### SHORT PROBLEM
Can you transcribe every entry word for word, skipping the images?

___

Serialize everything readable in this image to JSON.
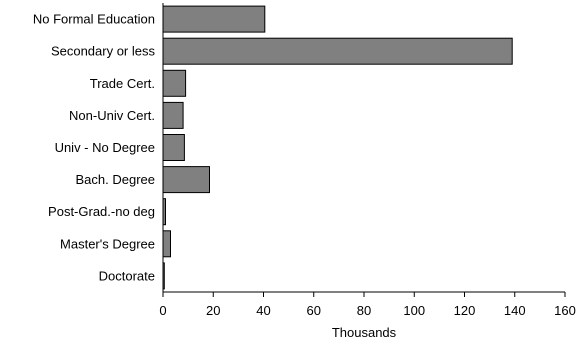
{
  "chart_data": {
    "type": "bar",
    "orientation": "horizontal",
    "categories": [
      "No Formal Education",
      "Secondary or less",
      "Trade Cert.",
      "Non-Univ Cert.",
      "Univ - No Degree",
      "Bach. Degree",
      "Post-Grad.-no deg",
      "Master's Degree",
      "Doctorate"
    ],
    "values": [
      40.5,
      139,
      9,
      8,
      8.5,
      18.5,
      1,
      3,
      0.5
    ],
    "xlabel": "Thousands",
    "ylabel": "",
    "xlim": [
      0,
      160
    ],
    "xticks": [
      0,
      20,
      40,
      60,
      80,
      100,
      120,
      140,
      160
    ],
    "grid": false,
    "colors": {
      "bar": "#808080",
      "bar_stroke": "#000000"
    }
  }
}
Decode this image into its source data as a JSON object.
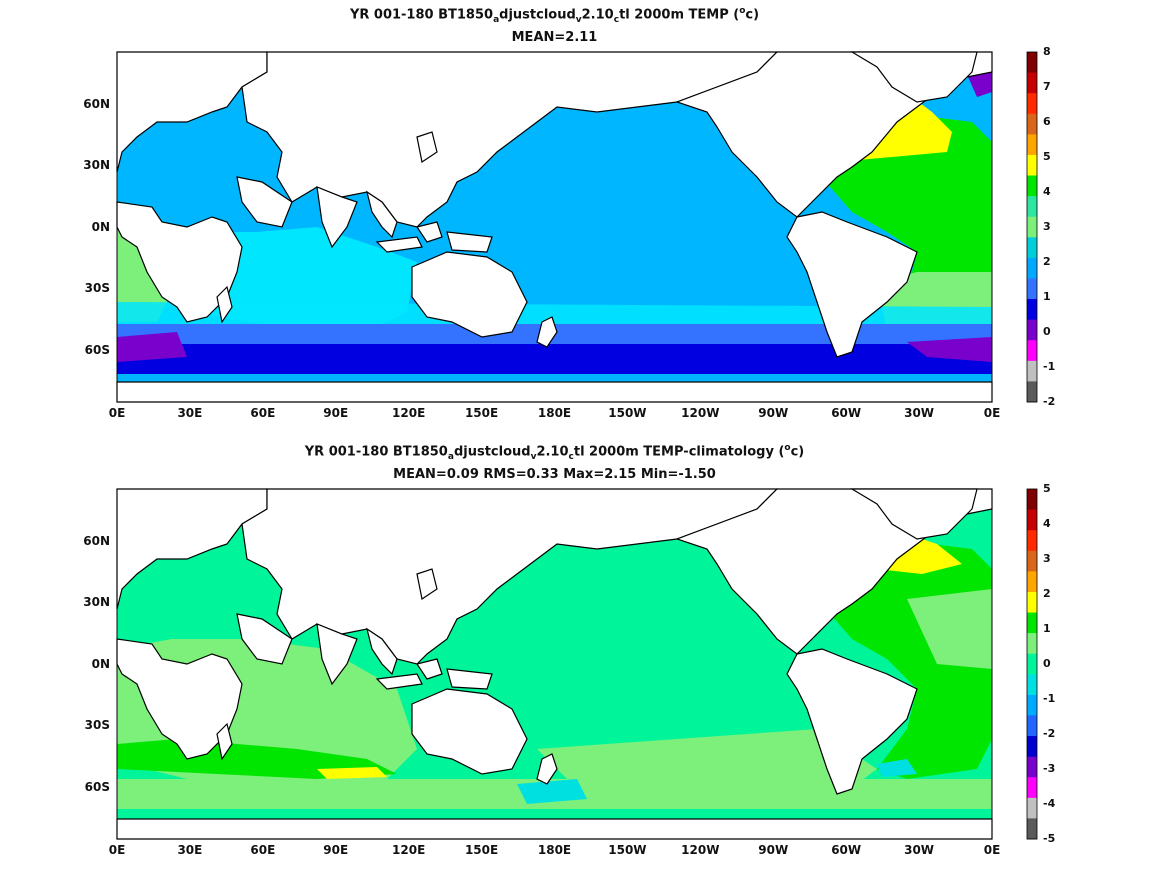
{
  "panels": [
    {
      "title_a": "YR 001-180 BT1850",
      "title_sub1": "a",
      "title_b": "djustcloud",
      "title_sub2": "v",
      "title_c": "2.10",
      "title_sub3": "c",
      "title_d": "tl 2000m TEMP (",
      "title_sup": "o",
      "title_e": "c)",
      "stats": "MEAN=2.11",
      "colorbar_ticks": [
        "8",
        "7",
        "6",
        "5",
        "4",
        "3",
        "2",
        "1",
        "0",
        "-1",
        "-2"
      ],
      "colorbar_colors": [
        "#7f0000",
        "#c40000",
        "#ff2a00",
        "#d9661a",
        "#ffa500",
        "#ffff00",
        "#00e600",
        "#2ee6a0",
        "#7cf07a",
        "#00cfd9",
        "#00a8ff",
        "#3373ff",
        "#0000e0",
        "#7a00cc",
        "#ff00ff",
        "#c0c0c0",
        "#5a5a5a"
      ],
      "ocean_base_color": "#00b7ff"
    },
    {
      "title_a": "YR 001-180 BT1850",
      "title_sub1": "a",
      "title_b": "djustcloud",
      "title_sub2": "v",
      "title_c": "2.10",
      "title_sub3": "c",
      "title_d": "tl 2000m TEMP-climatology (",
      "title_sup": "o",
      "title_e": "c)",
      "stats": "MEAN=0.09   RMS=0.33   Max=2.15   Min=-1.50",
      "colorbar_ticks": [
        "5",
        "4",
        "3",
        "2",
        "1",
        "0",
        "-1",
        "-2",
        "-3",
        "-4",
        "-5"
      ],
      "colorbar_colors": [
        "#7f0000",
        "#c40000",
        "#ff2a00",
        "#d9661a",
        "#ffa500",
        "#ffff00",
        "#00e600",
        "#7cf07a",
        "#00f59a",
        "#00e0e0",
        "#00aaff",
        "#2266ff",
        "#0000cc",
        "#7a00cc",
        "#ff00ff",
        "#c0c0c0",
        "#5a5a5a"
      ],
      "ocean_base_color": "#00f59a"
    }
  ],
  "lat_ticks": [
    "60N",
    "30N",
    "0N",
    "30S",
    "60S"
  ],
  "lon_ticks": [
    "0E",
    "30E",
    "60E",
    "90E",
    "120E",
    "150E",
    "180E",
    "150W",
    "120W",
    "90W",
    "60W",
    "30W",
    "0E"
  ]
}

___

### THE ANSWER
Serialize everything readable in this image to JSON.
{
  "chart_data": {
    "type": "bar",
    "orientation": "horizontal",
    "categories": [
      "No Formal Education",
      "Secondary or less",
      "Trade Cert.",
      "Non-Univ Cert.",
      "Univ - No Degree",
      "Bach. Degree",
      "Post-Grad.-no deg",
      "Master's Degree",
      "Doctorate"
    ],
    "values": [
      40.5,
      139,
      9,
      8,
      8.5,
      18.5,
      1,
      3,
      0.5
    ],
    "xlabel": "Thousands",
    "ylabel": "",
    "xlim": [
      0,
      160
    ],
    "xticks": [
      0,
      20,
      40,
      60,
      80,
      100,
      120,
      140,
      160
    ],
    "grid": false,
    "colors": {
      "bar": "#808080",
      "bar_stroke": "#000000"
    }
  }
}
Decode this image into its source data as a JSON object.
{
  "panels": [
    {
      "title_a": "YR 001-180 BT1850",
      "title_sub1": "a",
      "title_b": "djustcloud",
      "title_sub2": "v",
      "title_c": "2.10",
      "title_sub3": "c",
      "title_d": "tl 2000m TEMP (",
      "title_sup": "o",
      "title_e": "c)",
      "stats": "MEAN=2.11",
      "colorbar_ticks": [
        "8",
        "7",
        "6",
        "5",
        "4",
        "3",
        "2",
        "1",
        "0",
        "-1",
        "-2"
      ],
      "colorbar_colors": [
        "#7f0000",
        "#c40000",
        "#ff2a00",
        "#d9661a",
        "#ffa500",
        "#ffff00",
        "#00e600",
        "#2ee6a0",
        "#7cf07a",
        "#00cfd9",
        "#00a8ff",
        "#3373ff",
        "#0000e0",
        "#7a00cc",
        "#ff00ff",
        "#c0c0c0",
        "#5a5a5a"
      ],
      "ocean_base_color": "#00b7ff"
    },
    {
      "title_a": "YR 001-180 BT1850",
      "title_sub1": "a",
      "title_b": "djustcloud",
      "title_sub2": "v",
      "title_c": "2.10",
      "title_sub3": "c",
      "title_d": "tl 2000m TEMP-climatology (",
      "title_sup": "o",
      "title_e": "c)",
      "stats": "MEAN=0.09   RMS=0.33   Max=2.15   Min=-1.50",
      "colorbar_ticks": [
        "5",
        "4",
        "3",
        "2",
        "1",
        "0",
        "-1",
        "-2",
        "-3",
        "-4",
        "-5"
      ],
      "colorbar_colors": [
        "#7f0000",
        "#c40000",
        "#ff2a00",
        "#d9661a",
        "#ffa500",
        "#ffff00",
        "#00e600",
        "#7cf07a",
        "#00f59a",
        "#00e0e0",
        "#00aaff",
        "#2266ff",
        "#0000cc",
        "#7a00cc",
        "#ff00ff",
        "#c0c0c0",
        "#5a5a5a"
      ],
      "ocean_base_color": "#00f59a"
    }
  ],
  "lat_ticks": [
    "60N",
    "30N",
    "0N",
    "30S",
    "60S"
  ],
  "lon_ticks": [
    "0E",
    "30E",
    "60E",
    "90E",
    "120E",
    "150E",
    "180E",
    "150W",
    "120W",
    "90W",
    "60W",
    "30W",
    "0E"
  ]
}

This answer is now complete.